Work to complete =>
Spot each line that carries the word "збільшення"; copy those lines.

Extracted information =>
════════════════════
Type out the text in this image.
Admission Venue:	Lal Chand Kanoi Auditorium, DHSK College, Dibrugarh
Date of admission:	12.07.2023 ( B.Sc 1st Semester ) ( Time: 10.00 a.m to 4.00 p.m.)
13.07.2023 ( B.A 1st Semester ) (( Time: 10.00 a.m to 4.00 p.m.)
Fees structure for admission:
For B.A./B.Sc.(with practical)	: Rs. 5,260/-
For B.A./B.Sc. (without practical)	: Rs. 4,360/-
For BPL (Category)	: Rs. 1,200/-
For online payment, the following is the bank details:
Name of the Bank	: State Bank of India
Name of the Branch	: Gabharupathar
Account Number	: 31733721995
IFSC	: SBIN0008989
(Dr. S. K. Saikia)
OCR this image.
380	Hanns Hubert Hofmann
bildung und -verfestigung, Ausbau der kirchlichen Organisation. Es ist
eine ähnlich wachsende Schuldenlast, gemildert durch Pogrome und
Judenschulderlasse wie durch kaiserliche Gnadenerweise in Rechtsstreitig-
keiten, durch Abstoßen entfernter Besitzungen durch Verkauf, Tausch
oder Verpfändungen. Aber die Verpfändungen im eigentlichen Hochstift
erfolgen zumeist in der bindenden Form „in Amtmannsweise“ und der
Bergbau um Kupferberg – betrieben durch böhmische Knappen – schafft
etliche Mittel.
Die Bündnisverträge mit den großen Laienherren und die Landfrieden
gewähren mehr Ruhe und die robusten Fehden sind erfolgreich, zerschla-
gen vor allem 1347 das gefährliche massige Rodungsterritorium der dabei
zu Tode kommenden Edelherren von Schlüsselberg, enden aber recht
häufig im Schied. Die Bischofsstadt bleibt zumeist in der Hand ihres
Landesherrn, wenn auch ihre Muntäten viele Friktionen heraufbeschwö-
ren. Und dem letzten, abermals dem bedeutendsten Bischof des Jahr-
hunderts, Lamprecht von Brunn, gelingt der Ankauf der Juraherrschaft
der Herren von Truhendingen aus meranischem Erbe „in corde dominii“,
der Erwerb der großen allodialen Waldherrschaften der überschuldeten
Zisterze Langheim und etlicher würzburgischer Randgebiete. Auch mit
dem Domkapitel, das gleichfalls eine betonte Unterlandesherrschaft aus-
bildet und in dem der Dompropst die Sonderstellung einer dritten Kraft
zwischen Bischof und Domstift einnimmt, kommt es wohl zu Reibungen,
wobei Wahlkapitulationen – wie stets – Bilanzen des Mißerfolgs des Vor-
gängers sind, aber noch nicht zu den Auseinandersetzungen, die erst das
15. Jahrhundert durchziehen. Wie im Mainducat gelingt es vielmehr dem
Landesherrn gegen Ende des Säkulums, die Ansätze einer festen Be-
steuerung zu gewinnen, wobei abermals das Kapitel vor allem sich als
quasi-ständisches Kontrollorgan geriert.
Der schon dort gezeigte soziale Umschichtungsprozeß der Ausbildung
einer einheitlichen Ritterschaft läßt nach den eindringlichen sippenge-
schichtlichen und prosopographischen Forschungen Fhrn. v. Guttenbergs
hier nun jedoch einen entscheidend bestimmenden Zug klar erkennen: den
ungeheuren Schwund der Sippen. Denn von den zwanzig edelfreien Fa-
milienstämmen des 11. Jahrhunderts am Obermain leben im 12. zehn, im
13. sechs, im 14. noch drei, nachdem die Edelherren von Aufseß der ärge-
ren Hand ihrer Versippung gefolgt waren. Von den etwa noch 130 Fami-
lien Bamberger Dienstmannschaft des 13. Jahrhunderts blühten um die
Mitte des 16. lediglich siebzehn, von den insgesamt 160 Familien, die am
════════════════════
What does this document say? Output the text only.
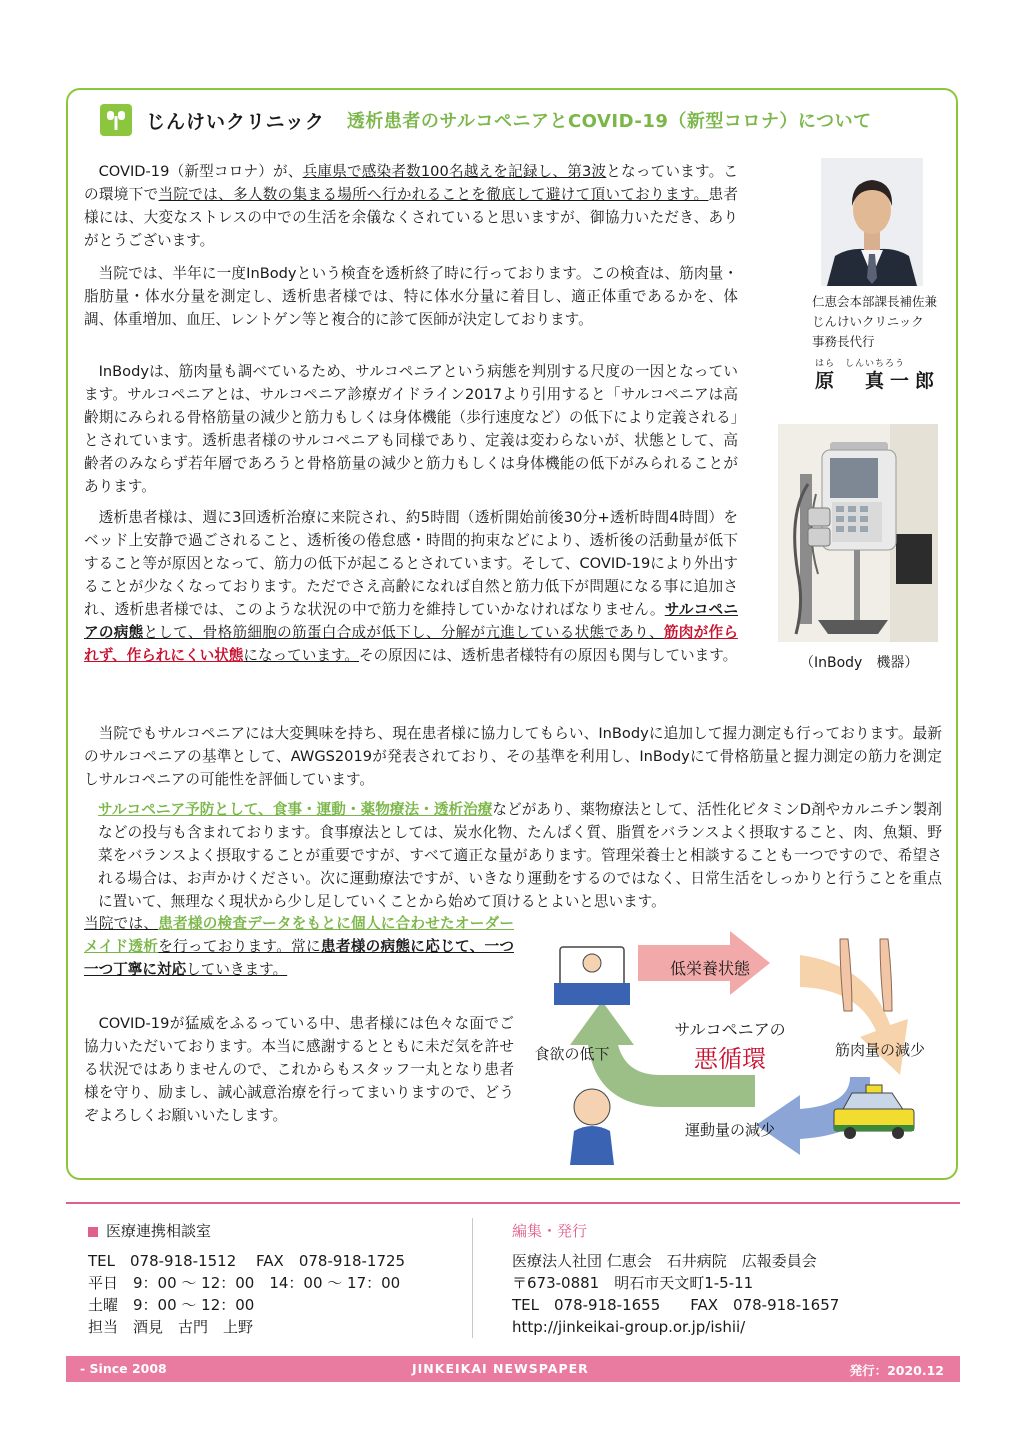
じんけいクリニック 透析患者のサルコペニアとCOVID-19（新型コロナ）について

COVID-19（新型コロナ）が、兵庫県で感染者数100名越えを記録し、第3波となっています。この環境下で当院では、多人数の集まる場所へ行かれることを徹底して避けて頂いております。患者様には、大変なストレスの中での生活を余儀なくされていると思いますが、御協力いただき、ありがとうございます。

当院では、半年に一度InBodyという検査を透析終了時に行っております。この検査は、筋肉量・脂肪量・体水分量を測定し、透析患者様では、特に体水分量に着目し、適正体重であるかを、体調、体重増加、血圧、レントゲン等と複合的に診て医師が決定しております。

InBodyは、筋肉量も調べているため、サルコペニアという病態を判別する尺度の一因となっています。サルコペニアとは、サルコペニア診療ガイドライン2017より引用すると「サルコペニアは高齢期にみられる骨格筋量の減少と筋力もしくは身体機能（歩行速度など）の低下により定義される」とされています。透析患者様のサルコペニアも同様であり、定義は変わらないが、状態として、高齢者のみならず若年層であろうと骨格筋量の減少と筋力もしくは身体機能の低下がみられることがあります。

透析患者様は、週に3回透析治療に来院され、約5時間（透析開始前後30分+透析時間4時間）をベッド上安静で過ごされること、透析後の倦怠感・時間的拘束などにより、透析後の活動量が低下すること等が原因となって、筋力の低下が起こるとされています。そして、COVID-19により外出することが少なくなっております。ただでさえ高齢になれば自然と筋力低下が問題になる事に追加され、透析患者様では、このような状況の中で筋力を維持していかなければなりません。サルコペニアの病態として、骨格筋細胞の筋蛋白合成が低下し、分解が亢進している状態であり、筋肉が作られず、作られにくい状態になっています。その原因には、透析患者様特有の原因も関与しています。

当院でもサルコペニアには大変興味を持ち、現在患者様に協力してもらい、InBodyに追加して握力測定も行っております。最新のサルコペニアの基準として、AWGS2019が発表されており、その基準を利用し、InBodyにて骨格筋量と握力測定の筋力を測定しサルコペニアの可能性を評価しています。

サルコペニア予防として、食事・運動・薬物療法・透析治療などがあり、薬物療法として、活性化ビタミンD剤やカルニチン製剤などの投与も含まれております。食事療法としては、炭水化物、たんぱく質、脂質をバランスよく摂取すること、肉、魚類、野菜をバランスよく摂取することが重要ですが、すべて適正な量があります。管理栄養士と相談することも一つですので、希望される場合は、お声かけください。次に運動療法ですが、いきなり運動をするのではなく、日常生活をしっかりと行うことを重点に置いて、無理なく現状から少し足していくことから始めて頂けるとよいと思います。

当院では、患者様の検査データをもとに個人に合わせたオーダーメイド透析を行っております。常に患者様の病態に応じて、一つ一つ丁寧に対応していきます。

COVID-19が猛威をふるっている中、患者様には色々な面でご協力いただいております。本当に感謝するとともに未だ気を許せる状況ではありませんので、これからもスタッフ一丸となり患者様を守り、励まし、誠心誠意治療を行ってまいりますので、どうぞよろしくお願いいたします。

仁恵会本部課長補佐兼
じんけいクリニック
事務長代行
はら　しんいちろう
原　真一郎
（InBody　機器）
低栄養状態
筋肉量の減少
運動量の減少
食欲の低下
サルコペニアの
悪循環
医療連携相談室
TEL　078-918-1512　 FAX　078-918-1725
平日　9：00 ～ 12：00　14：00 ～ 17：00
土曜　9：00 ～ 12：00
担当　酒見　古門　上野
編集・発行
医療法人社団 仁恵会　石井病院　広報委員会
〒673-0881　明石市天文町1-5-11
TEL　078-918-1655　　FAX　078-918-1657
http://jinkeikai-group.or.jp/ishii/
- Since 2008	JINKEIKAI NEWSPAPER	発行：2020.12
════════════════════
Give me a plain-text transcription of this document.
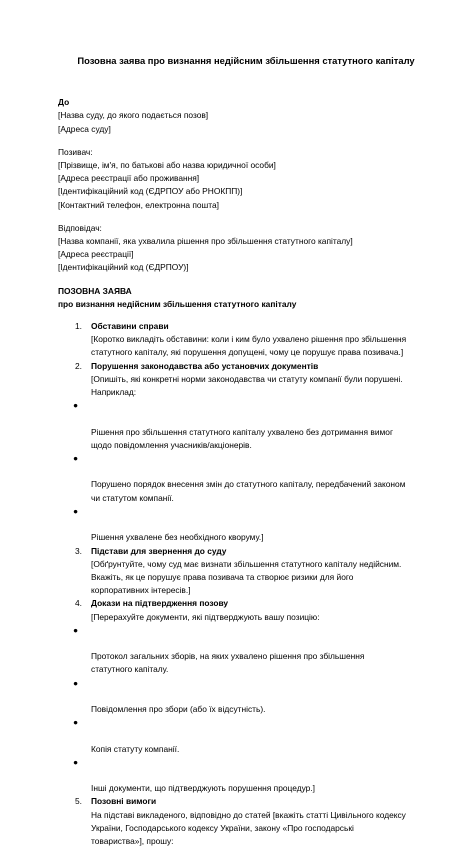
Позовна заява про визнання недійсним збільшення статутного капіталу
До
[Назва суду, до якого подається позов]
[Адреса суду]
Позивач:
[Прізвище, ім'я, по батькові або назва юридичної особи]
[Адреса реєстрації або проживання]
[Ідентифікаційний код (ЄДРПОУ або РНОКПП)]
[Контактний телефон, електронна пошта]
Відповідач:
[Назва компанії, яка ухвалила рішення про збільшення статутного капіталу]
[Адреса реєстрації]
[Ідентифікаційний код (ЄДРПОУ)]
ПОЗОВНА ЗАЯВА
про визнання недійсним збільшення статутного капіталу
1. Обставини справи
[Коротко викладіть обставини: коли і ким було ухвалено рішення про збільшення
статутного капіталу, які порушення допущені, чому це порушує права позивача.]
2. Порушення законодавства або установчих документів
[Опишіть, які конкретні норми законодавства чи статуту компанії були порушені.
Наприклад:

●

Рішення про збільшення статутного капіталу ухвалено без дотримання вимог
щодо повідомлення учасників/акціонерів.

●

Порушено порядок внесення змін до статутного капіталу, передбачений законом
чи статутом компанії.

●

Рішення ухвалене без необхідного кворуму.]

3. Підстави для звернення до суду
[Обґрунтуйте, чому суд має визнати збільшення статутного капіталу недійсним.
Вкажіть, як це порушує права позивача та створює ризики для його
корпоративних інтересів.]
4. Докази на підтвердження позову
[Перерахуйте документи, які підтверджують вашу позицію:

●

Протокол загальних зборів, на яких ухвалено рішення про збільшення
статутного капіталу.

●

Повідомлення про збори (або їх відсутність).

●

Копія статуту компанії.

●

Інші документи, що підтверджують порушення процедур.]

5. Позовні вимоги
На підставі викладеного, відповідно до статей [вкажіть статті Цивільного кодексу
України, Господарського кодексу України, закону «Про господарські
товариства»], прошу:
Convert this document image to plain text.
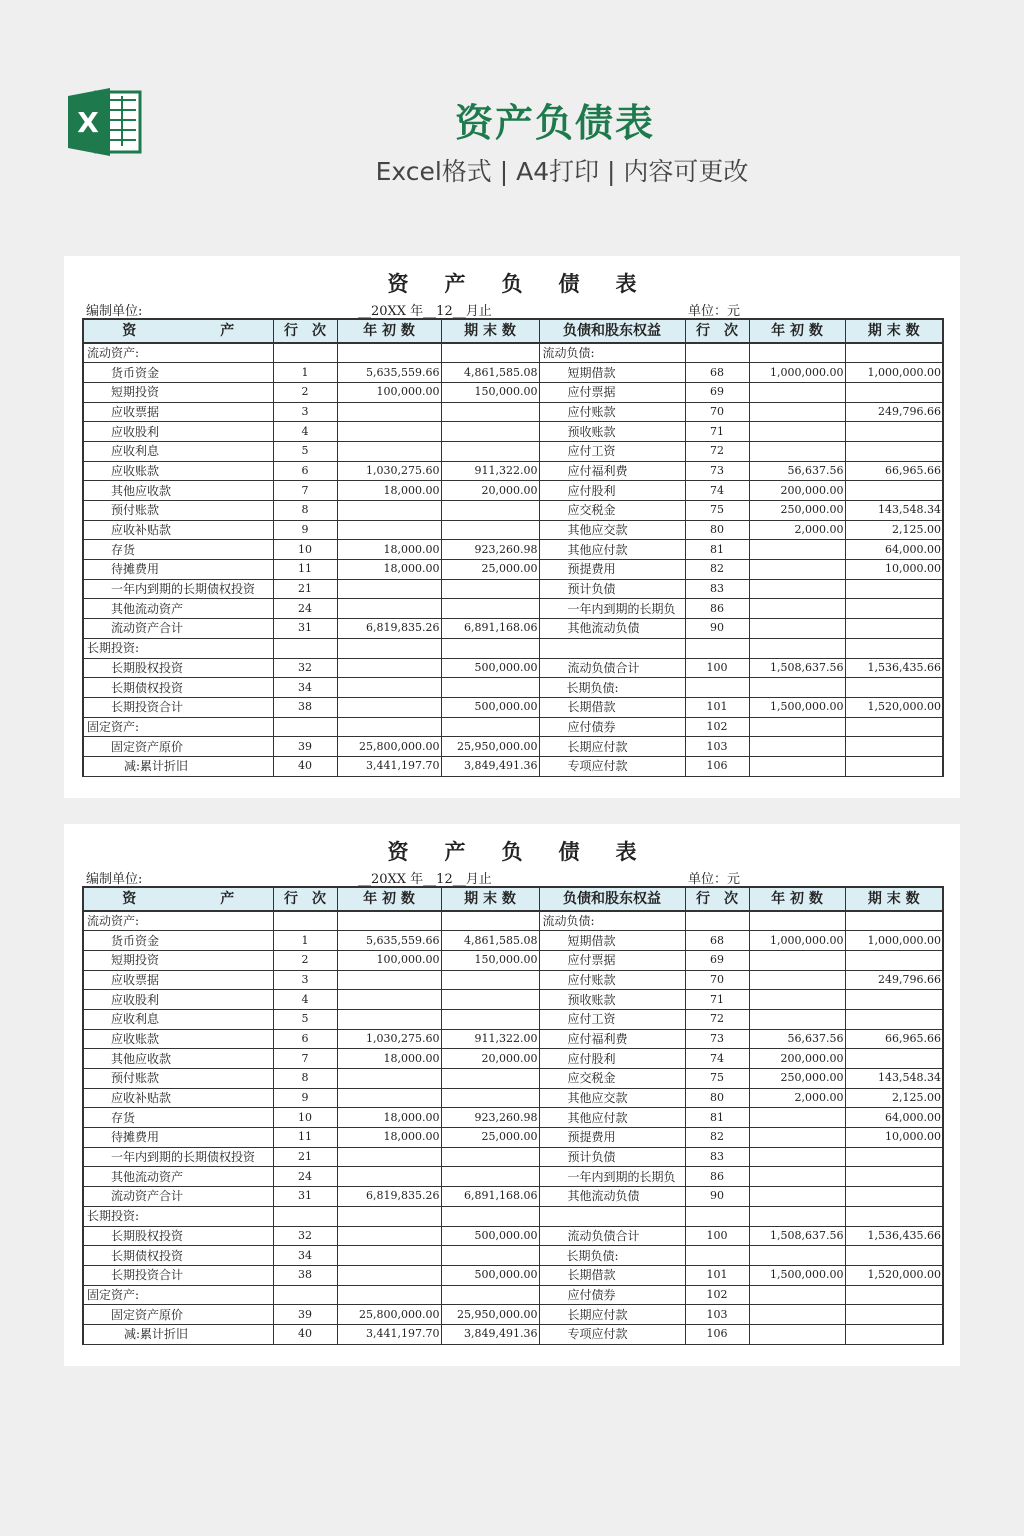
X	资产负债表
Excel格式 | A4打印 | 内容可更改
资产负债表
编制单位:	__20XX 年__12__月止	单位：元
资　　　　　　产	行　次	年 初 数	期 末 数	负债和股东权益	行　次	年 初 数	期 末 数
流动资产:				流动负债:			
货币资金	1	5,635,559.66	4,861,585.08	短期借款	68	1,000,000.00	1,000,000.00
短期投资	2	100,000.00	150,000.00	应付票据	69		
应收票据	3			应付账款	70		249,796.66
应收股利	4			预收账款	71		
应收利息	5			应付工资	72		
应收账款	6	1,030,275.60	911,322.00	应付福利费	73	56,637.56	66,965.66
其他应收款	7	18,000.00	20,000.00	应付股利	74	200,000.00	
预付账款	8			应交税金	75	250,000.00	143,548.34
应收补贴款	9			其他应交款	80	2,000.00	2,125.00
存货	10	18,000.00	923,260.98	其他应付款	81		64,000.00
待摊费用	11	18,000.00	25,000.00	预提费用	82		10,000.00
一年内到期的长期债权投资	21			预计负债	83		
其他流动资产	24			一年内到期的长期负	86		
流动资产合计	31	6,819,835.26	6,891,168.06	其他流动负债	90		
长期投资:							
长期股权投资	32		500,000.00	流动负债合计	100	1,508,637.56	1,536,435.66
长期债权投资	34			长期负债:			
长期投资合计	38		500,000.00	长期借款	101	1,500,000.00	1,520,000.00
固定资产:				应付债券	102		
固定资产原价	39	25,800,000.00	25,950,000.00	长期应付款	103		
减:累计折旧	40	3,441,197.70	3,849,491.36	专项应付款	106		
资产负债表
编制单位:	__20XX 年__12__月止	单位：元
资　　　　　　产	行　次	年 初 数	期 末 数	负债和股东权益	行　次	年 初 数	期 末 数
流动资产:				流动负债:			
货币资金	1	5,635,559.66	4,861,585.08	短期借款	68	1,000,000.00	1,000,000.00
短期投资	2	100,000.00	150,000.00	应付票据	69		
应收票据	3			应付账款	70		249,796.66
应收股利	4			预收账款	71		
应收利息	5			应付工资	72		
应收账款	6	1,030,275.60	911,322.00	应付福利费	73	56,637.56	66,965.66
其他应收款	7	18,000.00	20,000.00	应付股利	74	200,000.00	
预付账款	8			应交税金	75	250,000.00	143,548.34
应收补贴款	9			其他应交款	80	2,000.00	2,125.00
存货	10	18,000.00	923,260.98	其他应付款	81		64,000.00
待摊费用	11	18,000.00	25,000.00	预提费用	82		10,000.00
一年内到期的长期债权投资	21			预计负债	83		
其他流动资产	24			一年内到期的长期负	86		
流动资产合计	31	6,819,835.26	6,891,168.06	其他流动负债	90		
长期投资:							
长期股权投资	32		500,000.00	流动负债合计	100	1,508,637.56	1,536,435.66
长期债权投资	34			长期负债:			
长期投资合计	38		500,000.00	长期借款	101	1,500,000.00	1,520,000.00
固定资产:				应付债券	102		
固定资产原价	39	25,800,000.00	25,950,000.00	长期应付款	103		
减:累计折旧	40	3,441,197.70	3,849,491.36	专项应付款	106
════════════════════
Exercise output =>
Позовна заява про визнання недійсним збільшення статутного капіталу
[Назва компанії, яка ухвалила рішення про збільшення статутного капіталу]
про визнання недійсним збільшення статутного капіталу
[Коротко викладіть обставини: коли і ким було ухвалено рішення про збільшення
Рішення про збільшення статутного капіталу ухвалено без дотримання вимог
[Обґрунтуйте, чому суд має визнати збільшення статутного капіталу недійсним.
Протокол загальних зборів, на яких ухвалено рішення про збільшення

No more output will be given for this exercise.